● Task inputs:
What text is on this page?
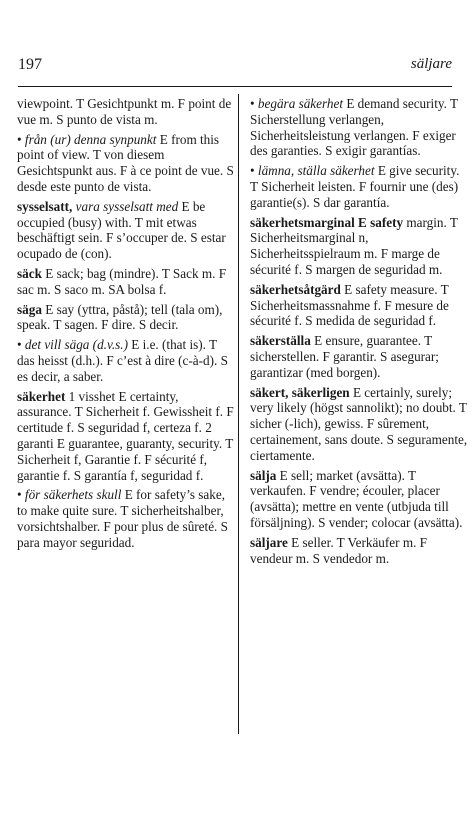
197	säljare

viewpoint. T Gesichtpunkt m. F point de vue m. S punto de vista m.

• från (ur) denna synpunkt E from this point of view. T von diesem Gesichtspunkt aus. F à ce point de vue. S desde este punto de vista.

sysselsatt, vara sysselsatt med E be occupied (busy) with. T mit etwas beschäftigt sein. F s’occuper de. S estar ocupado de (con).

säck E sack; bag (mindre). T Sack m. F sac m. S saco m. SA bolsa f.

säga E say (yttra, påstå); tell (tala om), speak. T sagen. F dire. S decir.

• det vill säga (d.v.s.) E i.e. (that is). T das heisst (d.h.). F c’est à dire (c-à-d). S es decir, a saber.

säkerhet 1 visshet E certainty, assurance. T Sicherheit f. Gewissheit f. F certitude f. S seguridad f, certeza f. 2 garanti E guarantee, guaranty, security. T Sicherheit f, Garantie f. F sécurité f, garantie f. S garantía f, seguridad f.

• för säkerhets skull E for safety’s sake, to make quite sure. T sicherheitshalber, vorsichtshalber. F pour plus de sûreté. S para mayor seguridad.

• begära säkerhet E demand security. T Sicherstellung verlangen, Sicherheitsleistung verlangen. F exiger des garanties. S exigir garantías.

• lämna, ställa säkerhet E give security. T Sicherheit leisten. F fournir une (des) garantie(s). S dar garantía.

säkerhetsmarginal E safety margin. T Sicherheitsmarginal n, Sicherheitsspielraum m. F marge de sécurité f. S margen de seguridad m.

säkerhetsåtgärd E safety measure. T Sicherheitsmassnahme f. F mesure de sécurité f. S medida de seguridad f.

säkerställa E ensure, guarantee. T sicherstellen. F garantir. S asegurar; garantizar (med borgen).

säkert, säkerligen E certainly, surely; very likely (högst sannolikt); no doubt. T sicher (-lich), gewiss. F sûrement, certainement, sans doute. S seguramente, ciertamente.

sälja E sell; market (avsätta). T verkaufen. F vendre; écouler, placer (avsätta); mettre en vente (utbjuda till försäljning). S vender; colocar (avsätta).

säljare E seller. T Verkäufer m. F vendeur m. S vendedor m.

● Instruction: Restate each entry word for word, leaving out any pictures.

● Finished answer:
What text is on this page?
197	säljare

viewpoint. T Gesichtpunkt m. F point de vue m. S punto de vista m.

• från (ur) denna synpunkt E from this point of view. T von diesem Gesichtspunkt aus. F à ce point de vue. S desde este punto de vista.

sysselsatt, vara sysselsatt med E be occupied (busy) with. T mit etwas beschäftigt sein. F s’occuper de. S estar ocupado de (con).

säck E sack; bag (mindre). T Sack m. F sac m. S saco m. SA bolsa f.

säga E say (yttra, påstå); tell (tala om), speak. T sagen. F dire. S decir.

• det vill säga (d.v.s.) E i.e. (that is). T das heisst (d.h.). F c’est à dire (c-à-d). S es decir, a saber.

säkerhet 1 visshet E certainty, assurance. T Sicherheit f. Gewissheit f. F certitude f. S seguridad f, certeza f. 2 garanti E guarantee, guaranty, security. T Sicherheit f, Garantie f. F sécurité f, garantie f. S garantía f, seguridad f.

• för säkerhets skull E for safety’s sake, to make quite sure. T sicherheitshalber, vorsichtshalber. F pour plus de sûreté. S para mayor seguridad.

• begära säkerhet E demand security. T Sicherstellung verlangen, Sicherheitsleistung verlangen. F exiger des garanties. S exigir garantías.

• lämna, ställa säkerhet E give security. T Sicherheit leisten. F fournir une (des) garantie(s). S dar garantía.

säkerhetsmarginal E safety margin. T Sicherheitsmarginal n, Sicherheitsspielraum m. F marge de sécurité f. S margen de seguridad m.

säkerhetsåtgärd E safety measure. T Sicherheitsmassnahme f. F mesure de sécurité f. S medida de seguridad f.

säkerställa E ensure, guarantee. T sicherstellen. F garantir. S asegurar; garantizar (med borgen).

säkert, säkerligen E certainly, surely; very likely (högst sannolikt); no doubt. T sicher (-lich), gewiss. F sûrement, certainement, sans doute. S seguramente, ciertamente.

sälja E sell; market (avsätta). T verkaufen. F vendre; écouler, placer (avsätta); mettre en vente (utbjuda till försäljning). S vender; colocar (avsätta).

säljare E seller. T Verkäufer m. F vendeur m. S vendedor m.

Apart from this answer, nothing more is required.